Count how many lines hold the word "into" and give that number as the whole answer.

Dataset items
☆ ☆ ☆ ☆ ☆

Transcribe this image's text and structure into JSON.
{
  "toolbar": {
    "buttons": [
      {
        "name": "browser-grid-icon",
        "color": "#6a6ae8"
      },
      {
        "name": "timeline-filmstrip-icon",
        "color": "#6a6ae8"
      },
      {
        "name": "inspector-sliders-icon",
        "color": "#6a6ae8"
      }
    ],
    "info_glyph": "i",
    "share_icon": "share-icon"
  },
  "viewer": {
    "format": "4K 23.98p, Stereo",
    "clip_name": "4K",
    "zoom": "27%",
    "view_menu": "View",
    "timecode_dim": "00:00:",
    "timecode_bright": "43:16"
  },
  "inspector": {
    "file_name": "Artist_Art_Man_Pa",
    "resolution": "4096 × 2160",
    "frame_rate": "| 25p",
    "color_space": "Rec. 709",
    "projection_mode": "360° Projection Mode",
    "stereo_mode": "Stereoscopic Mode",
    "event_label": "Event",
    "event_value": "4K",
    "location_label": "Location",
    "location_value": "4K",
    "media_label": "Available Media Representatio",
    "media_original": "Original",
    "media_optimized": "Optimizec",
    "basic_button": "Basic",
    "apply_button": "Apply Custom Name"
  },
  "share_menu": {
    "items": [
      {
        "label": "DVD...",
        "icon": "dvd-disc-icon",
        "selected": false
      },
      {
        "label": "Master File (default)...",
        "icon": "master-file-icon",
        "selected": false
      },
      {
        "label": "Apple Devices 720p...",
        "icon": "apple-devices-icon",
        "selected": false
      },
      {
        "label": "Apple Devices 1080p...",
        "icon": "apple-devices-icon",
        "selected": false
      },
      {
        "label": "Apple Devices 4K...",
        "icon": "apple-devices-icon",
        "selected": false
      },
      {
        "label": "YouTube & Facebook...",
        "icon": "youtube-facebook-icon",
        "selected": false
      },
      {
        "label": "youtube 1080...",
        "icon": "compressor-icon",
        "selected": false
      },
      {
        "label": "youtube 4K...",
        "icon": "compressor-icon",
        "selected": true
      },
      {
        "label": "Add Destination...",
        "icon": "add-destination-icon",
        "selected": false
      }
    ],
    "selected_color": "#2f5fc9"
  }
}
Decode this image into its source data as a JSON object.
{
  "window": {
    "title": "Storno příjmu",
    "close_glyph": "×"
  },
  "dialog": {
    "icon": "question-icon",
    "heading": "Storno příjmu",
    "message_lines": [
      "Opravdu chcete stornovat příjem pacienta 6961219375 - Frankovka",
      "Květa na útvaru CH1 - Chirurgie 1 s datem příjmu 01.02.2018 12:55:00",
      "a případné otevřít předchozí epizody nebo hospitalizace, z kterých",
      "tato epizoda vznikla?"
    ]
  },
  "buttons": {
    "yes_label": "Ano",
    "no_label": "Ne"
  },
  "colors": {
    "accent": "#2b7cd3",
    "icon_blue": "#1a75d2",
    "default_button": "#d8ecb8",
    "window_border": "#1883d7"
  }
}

☆ ☆ ☆ ☆ ☆

→ **The solution**
2